- _Aim 1_
Count the lines of the records that contain the word "icon", and give only that number.

- _Document excerpt_

= = = = =

On Perhaps the Truth Depends by Lisa Zimmerman
by Juan J. Morales
Hi, I’m Juan J. Morales, an assistant professor of English at Colorado College and a poet in Pueblo, Colorado, here for Poets on the Plains. Today I’m excited to share with you a poem by Lisa Zimmerman, titled, “Perhaps the Truth Depends.”
Liza Zimmerman teaches at the University of Northern Colorado and lives in Ft. Collins, Colorado, along our state’s Front Range and where it begins to unfurl toward the Great Plains. She also has dedicated herself to not only serving her own students at UNC, but she also coaches students for Poetry Out Loud school recitation projects and regularly teaches K-12 workshops.
Lisa’s community first mindset helps us understand her approaches in setting her poetry. Specific to this poem, the narrator walks her dog around a lake, and all the small activities hold them in awe of all the actions, noises, and sensory elements around them.
Zimmerman also riffs on the Modernist aesthetic of “no ideas but in things” that we see in the works of Wallace Stevens and William Carlos Williams. The objects come alive around us, opening our curiosity the way that walking the dog asks us to look closer and notice more even if we want to be on autopilot.
This ask for focus puts the world into perspective, and we follow the dog’s nose. According to PetMD, dogs have up to 300 million olfactory receptors in their noses and can smell up to 100,000 times better than humans. I love how this poem replicates the dog doing its best to take in as much of the overwhelming sensory details as possible in the surrounding world, giving us the wise advice to be “on focus.”
The poem’s use of couplets also mimics companionship as dog and owner walk on until leaving us to wonder not only about the desired fish, but also the symbolism of all things beneath the surface. With the ending, we embrace beautiful distractions that celebrate delightful mysteries instead of being hung up on finding truth.
Perhaps the Truth Depends
on a walk around a lake, said Stevens.
Perhaps my dog trotting ahead of me
on the path around the lake will find it
first. He’s got the whole world
in his nostrils. I think he’s on a mission
for the truth but then we’re both distracted
by a turtle’s splash in the green water
inside towering stalks of cattails
and the redwing blackbird’s notes sliding
down the ladder of its throat.
Perhaps the truth purrs in the engine
of a small plane overhead or the soft
silver ears of mullein leaves that stop me
around the curve. Maybe it depends
on focus—blue needle of a dragonfly
above black-eyed Susans,
the rustling whip of a garter snake
through waves of orchard grass
or perhaps in the way a blue heron
stills above the shadowy water,
the gleaming fish of his desire
just below the surface.
Used with Permission.

= = = = =

- _Material for the task_
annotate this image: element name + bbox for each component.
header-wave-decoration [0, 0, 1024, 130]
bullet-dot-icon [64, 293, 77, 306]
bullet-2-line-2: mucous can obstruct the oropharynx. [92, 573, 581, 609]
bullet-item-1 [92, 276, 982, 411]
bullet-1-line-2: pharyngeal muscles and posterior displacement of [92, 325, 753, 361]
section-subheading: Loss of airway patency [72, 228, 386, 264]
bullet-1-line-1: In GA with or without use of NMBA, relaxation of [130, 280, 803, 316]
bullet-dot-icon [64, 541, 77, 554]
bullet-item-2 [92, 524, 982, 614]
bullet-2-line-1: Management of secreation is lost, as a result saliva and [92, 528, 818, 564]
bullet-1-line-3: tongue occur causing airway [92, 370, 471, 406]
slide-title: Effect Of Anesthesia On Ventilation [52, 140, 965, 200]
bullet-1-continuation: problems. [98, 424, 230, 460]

= = = = =

- _Aim 2_
Take the passage of the piece on the poem "Perhaps the Truth Depends" that runs from "Perhaps the truth purrs" up to and including "Used with Permission.", and write it out with "dragonfly" swapped for "damselfly".

- _Complete answer 1_
2

- _Complete answer 2_
Perhaps the truth purrs in the engine
of a small plane overhead or the soft
silver ears of mullein leaves that stop me
around the curve. Maybe it depends
on focus—blue needle of a damselfly
above black-eyed Susans,
the rustling whip of a garter snake
through waves of orchard grass
or perhaps in the way a blue heron
stills above the shadowy water,
the gleaming fish of his desire
just below the surface.
Used with Permission.